### WHAT THE TASK ASKS
Extract the data exactly, missing nothing.

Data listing
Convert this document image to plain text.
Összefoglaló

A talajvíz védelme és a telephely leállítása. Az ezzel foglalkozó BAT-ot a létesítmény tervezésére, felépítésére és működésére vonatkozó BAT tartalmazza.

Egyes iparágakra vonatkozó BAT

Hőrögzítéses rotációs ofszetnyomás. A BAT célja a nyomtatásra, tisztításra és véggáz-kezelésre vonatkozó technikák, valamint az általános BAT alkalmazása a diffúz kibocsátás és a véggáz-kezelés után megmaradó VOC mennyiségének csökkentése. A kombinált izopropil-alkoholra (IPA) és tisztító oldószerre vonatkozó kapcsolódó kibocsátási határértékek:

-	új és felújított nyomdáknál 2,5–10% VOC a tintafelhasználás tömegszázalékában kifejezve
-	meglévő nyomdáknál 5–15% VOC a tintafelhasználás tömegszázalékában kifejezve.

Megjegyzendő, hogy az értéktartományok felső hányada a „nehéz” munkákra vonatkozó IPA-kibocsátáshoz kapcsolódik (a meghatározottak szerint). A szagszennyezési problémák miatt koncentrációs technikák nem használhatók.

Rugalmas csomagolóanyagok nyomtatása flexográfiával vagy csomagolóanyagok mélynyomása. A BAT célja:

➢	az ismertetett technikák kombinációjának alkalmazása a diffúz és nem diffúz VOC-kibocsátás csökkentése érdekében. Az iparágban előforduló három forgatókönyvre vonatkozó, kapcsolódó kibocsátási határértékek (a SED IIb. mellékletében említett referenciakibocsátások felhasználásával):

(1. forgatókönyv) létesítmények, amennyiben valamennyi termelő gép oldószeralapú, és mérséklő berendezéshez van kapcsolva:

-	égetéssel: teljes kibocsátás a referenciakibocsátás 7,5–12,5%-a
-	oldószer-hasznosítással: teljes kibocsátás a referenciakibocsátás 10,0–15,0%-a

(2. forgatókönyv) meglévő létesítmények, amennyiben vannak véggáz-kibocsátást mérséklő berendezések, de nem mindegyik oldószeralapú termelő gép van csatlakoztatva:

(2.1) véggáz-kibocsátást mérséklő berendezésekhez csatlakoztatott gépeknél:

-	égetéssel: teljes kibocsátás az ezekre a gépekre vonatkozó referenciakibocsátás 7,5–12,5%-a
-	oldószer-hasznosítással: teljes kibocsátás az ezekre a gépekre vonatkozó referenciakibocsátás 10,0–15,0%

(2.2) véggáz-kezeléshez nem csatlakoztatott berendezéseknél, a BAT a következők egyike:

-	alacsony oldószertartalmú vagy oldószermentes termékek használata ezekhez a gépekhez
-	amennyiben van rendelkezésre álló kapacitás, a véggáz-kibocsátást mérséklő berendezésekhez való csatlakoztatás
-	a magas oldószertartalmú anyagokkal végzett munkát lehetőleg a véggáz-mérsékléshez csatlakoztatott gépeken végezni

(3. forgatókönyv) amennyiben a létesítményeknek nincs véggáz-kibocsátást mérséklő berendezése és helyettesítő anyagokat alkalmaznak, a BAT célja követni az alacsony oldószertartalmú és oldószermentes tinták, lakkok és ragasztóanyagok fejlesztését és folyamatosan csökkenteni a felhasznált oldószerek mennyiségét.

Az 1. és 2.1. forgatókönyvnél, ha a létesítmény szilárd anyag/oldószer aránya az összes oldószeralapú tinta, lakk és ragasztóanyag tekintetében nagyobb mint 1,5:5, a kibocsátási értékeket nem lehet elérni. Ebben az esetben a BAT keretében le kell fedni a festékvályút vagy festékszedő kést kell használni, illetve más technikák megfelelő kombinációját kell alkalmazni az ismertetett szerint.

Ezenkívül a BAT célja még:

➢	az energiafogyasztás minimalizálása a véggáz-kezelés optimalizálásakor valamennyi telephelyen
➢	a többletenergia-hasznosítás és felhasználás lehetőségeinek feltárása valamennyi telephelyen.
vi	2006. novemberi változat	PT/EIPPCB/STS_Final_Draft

### TASK RESULT
Convert this document image to plain text.
Összefoglaló

A talajvíz védelme és a telephely leállítása. Az ezzel foglalkozó BAT-ot a létesítmény tervezésére, felépítésére és működésére vonatkozó BAT tartalmazza.

Egyes iparágakra vonatkozó BAT

Hőrögzítéses rotációs ofszetnyomás. A BAT célja a nyomtatásra, tisztításra és véggáz-kezelésre vonatkozó technikák, valamint az általános BAT alkalmazása a diffúz kibocsátás és a véggáz-kezelés után megmaradó VOC mennyiségének csökkentése. A kombinált izopropil-alkoholra (IPA) és tisztító oldószerre vonatkozó kapcsolódó kibocsátási határértékek:

-	új és felújított nyomdáknál 2,5–10% VOC a tintafelhasználás tömegszázalékában kifejezve
-	meglévő nyomdáknál 5–15% VOC a tintafelhasználás tömegszázalékában kifejezve.

Megjegyzendő, hogy az értéktartományok felső hányada a „nehéz” munkákra vonatkozó IPA-kibocsátáshoz kapcsolódik (a meghatározottak szerint). A szagszennyezési problémák miatt koncentrációs technikák nem használhatók.

Rugalmas csomagolóanyagok nyomtatása flexográfiával vagy csomagolóanyagok mélynyomása. A BAT célja:

➢	az ismertetett technikák kombinációjának alkalmazása a diffúz és nem diffúz VOC-kibocsátás csökkentése érdekében. Az iparágban előforduló három forgatókönyvre vonatkozó, kapcsolódó kibocsátási határértékek (a SED IIb. mellékletében említett referenciakibocsátások felhasználásával):

(1. forgatókönyv) létesítmények, amennyiben valamennyi termelő gép oldószeralapú, és mérséklő berendezéshez van kapcsolva:

-	égetéssel: teljes kibocsátás a referenciakibocsátás 7,5–12,5%-a
-	oldószer-hasznosítással: teljes kibocsátás a referenciakibocsátás 10,0–15,0%-a

(2. forgatókönyv) meglévő létesítmények, amennyiben vannak véggáz-kibocsátást mérséklő berendezések, de nem mindegyik oldószeralapú termelő gép van csatlakoztatva:

(2.1) véggáz-kibocsátást mérséklő berendezésekhez csatlakoztatott gépeknél:

-	égetéssel: teljes kibocsátás az ezekre a gépekre vonatkozó referenciakibocsátás 7,5–12,5%-a
-	oldószer-hasznosítással: teljes kibocsátás az ezekre a gépekre vonatkozó referenciakibocsátás 10,0–15,0%

(2.2) véggáz-kezeléshez nem csatlakoztatott berendezéseknél, a BAT a következők egyike:

-	alacsony oldószertartalmú vagy oldószermentes termékek használata ezekhez a gépekhez
-	amennyiben van rendelkezésre álló kapacitás, a véggáz-kibocsátást mérséklő berendezésekhez való csatlakoztatás
-	a magas oldószertartalmú anyagokkal végzett munkát lehetőleg a véggáz-mérsékléshez csatlakoztatott gépeken végezni

(3. forgatókönyv) amennyiben a létesítményeknek nincs véggáz-kibocsátást mérséklő berendezése és helyettesítő anyagokat alkalmaznak, a BAT célja követni az alacsony oldószertartalmú és oldószermentes tinták, lakkok és ragasztóanyagok fejlesztését és folyamatosan csökkenteni a felhasznált oldószerek mennyiségét.

Az 1. és 2.1. forgatókönyvnél, ha a létesítmény szilárd anyag/oldószer aránya az összes oldószeralapú tinta, lakk és ragasztóanyag tekintetében nagyobb mint 1,5:5, a kibocsátási értékeket nem lehet elérni. Ebben az esetben a BAT keretében le kell fedni a festékvályút vagy festékszedő kést kell használni, illetve más technikák megfelelő kombinációját kell alkalmazni az ismertetett szerint.

Ezenkívül a BAT célja még:

➢	az energiafogyasztás minimalizálása a véggáz-kezelés optimalizálásakor valamennyi telephelyen
➢	a többletenergia-hasznosítás és felhasználás lehetőségeinek feltárása valamennyi telephelyen.
vi	2006. novemberi változat	PT/EIPPCB/STS_Final_Draft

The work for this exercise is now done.